- WHAT YOU NEED TO DO: Using the data below, copy each line that includes the word "Sepal".

===== DATASET EXCERPTS

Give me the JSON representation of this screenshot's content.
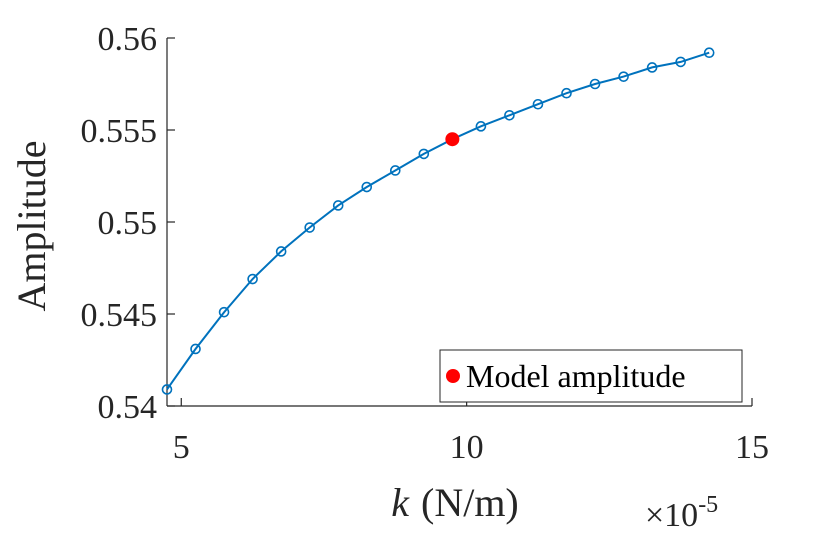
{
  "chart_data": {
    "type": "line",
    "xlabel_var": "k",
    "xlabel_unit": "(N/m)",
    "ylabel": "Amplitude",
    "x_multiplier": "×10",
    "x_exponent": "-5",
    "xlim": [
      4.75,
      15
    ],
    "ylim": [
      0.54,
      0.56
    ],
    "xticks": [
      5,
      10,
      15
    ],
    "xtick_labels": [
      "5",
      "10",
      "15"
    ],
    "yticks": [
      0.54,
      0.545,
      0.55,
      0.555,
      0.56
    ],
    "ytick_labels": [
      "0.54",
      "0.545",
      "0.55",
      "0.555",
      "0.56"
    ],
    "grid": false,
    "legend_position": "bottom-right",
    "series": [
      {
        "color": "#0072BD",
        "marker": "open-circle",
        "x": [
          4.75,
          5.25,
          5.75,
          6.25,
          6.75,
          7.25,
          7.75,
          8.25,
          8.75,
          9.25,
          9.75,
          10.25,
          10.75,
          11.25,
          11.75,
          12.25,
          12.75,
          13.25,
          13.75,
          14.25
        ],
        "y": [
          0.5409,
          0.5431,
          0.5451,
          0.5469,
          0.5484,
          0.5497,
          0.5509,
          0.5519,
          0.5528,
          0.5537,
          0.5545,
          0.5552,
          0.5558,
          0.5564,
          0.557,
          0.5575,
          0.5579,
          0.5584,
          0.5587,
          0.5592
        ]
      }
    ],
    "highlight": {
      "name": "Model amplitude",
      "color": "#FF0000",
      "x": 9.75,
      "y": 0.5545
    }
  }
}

==========
===== DATASET EXCERPTS

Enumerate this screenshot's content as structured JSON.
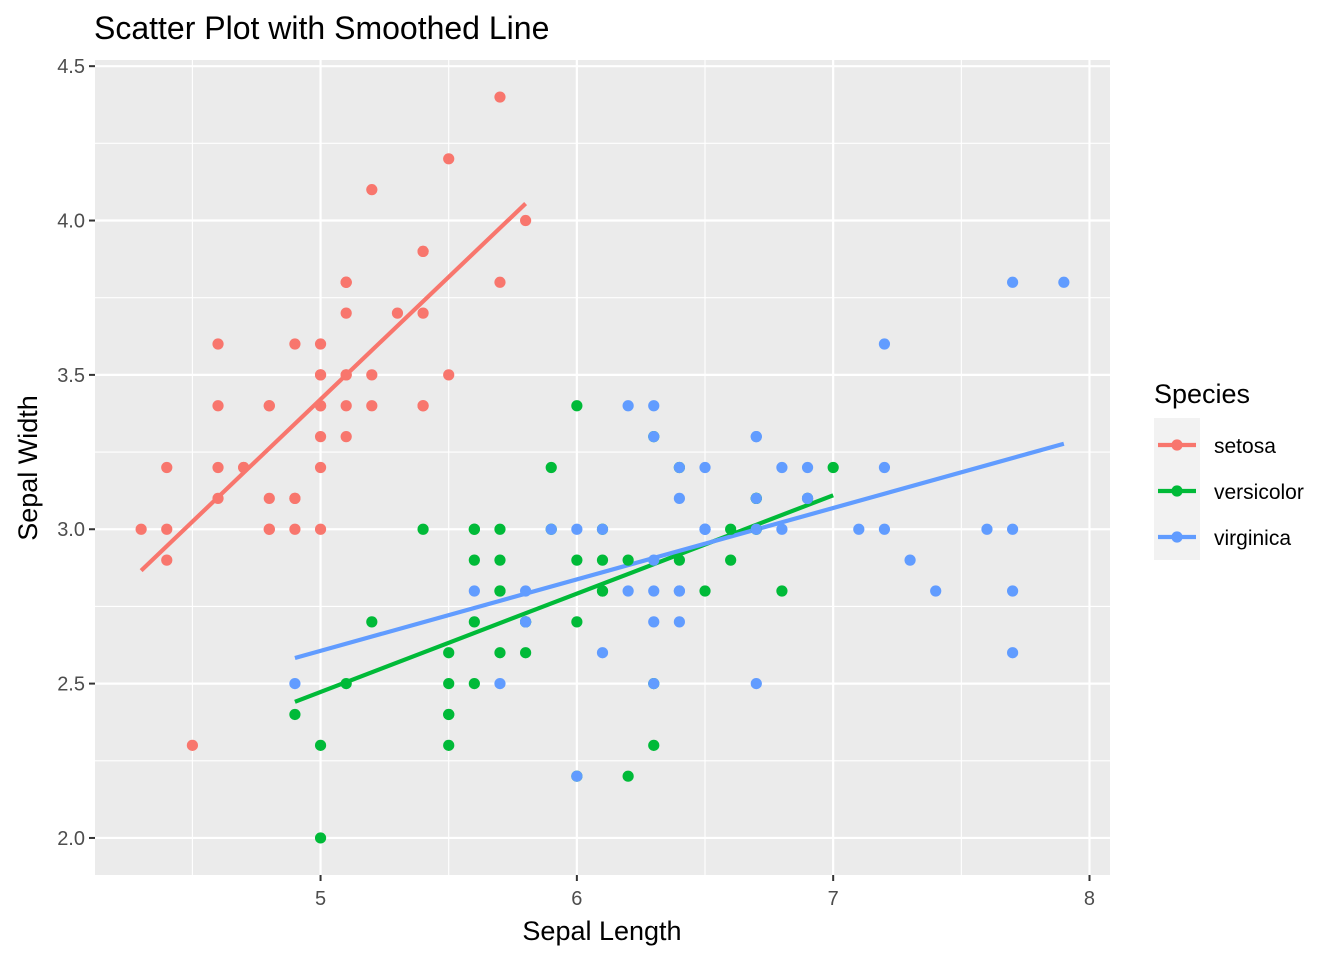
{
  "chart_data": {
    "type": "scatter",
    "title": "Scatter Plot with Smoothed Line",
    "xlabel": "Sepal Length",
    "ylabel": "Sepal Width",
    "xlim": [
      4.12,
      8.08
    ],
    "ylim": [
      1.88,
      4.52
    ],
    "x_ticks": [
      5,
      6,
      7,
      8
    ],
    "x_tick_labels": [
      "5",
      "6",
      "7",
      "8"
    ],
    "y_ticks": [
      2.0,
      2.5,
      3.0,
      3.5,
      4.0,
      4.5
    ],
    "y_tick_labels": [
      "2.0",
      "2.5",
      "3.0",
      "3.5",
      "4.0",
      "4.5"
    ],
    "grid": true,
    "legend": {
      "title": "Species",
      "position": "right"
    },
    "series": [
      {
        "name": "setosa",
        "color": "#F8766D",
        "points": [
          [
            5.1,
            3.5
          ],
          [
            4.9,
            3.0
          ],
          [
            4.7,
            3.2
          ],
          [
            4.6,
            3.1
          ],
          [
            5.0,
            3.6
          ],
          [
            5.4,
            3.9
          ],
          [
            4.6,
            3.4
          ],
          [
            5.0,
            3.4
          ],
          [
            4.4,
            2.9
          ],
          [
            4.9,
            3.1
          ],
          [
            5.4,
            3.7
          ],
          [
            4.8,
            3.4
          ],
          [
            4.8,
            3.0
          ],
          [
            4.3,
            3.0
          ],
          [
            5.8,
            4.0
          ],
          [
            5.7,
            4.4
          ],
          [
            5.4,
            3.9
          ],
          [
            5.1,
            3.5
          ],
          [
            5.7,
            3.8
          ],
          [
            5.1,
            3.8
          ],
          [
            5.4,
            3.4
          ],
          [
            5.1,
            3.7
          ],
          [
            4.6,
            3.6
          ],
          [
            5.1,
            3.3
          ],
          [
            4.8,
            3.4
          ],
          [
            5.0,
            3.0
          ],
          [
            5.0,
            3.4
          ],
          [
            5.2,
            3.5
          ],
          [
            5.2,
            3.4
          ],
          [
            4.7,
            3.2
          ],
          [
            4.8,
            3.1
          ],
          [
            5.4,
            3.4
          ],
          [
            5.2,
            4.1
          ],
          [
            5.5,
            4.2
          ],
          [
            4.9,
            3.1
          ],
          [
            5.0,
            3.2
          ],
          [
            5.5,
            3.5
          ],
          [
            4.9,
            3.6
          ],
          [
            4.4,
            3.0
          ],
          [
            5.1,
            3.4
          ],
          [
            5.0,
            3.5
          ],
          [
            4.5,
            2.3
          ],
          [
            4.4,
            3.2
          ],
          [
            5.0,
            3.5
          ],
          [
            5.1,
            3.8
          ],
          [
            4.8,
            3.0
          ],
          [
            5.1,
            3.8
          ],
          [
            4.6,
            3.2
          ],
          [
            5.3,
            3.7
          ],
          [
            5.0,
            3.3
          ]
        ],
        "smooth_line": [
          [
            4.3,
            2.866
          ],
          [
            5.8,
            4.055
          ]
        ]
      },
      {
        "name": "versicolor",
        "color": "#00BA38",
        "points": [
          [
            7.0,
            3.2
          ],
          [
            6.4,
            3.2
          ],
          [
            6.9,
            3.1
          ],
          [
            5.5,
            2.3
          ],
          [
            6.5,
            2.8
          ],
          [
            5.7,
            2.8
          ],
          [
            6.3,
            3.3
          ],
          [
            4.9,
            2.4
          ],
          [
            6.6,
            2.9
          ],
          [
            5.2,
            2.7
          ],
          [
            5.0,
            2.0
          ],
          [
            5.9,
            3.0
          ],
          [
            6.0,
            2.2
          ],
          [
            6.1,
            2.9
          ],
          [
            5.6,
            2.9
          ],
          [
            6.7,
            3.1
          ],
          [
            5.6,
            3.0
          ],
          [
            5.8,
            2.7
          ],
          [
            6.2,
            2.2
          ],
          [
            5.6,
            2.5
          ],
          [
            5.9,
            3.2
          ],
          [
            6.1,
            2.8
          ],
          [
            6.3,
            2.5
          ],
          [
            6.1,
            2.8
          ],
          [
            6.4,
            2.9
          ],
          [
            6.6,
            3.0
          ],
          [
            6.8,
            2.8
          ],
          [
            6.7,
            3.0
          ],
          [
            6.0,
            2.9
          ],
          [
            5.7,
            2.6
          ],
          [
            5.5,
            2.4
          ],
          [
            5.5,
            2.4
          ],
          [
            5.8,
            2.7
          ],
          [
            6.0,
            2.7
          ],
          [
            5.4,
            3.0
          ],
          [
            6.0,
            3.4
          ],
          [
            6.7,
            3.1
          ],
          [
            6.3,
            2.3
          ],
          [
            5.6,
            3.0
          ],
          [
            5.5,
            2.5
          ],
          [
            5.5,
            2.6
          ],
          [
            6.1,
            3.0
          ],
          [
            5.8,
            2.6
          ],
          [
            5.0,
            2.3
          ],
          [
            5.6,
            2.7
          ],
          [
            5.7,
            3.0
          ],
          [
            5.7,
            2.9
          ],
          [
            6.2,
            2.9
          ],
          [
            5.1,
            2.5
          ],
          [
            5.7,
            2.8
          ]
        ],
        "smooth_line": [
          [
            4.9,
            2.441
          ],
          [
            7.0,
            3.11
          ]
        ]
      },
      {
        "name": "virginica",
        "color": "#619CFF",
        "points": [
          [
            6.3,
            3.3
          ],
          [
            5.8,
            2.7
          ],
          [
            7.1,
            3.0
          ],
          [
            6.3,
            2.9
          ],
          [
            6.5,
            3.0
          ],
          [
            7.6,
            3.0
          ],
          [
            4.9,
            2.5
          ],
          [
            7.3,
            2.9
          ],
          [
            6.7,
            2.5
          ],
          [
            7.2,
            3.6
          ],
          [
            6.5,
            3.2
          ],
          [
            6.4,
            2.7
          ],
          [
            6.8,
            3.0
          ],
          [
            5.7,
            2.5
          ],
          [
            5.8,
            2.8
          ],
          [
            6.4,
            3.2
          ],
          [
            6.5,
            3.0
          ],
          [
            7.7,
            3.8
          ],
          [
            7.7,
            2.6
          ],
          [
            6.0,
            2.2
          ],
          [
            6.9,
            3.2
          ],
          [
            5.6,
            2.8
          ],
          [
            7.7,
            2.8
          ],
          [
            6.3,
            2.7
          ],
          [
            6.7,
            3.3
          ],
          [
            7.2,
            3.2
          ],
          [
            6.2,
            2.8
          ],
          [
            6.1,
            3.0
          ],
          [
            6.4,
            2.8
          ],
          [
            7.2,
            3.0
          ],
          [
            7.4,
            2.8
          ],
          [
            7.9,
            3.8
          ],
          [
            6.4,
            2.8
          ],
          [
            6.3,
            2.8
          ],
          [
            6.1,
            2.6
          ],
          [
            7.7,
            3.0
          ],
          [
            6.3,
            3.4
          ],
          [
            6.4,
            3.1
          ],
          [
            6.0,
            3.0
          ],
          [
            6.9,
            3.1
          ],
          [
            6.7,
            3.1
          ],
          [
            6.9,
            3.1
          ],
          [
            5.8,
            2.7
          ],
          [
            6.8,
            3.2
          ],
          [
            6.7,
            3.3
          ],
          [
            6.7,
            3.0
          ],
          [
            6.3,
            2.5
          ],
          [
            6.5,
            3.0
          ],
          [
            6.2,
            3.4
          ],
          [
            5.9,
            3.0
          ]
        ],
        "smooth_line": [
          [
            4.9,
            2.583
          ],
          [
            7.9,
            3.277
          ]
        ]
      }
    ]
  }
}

==========

- SOLUTION FOR THIS EXERCISE:
    "xlabel": "Sepal Length",
    "ylabel": "Sepal Width",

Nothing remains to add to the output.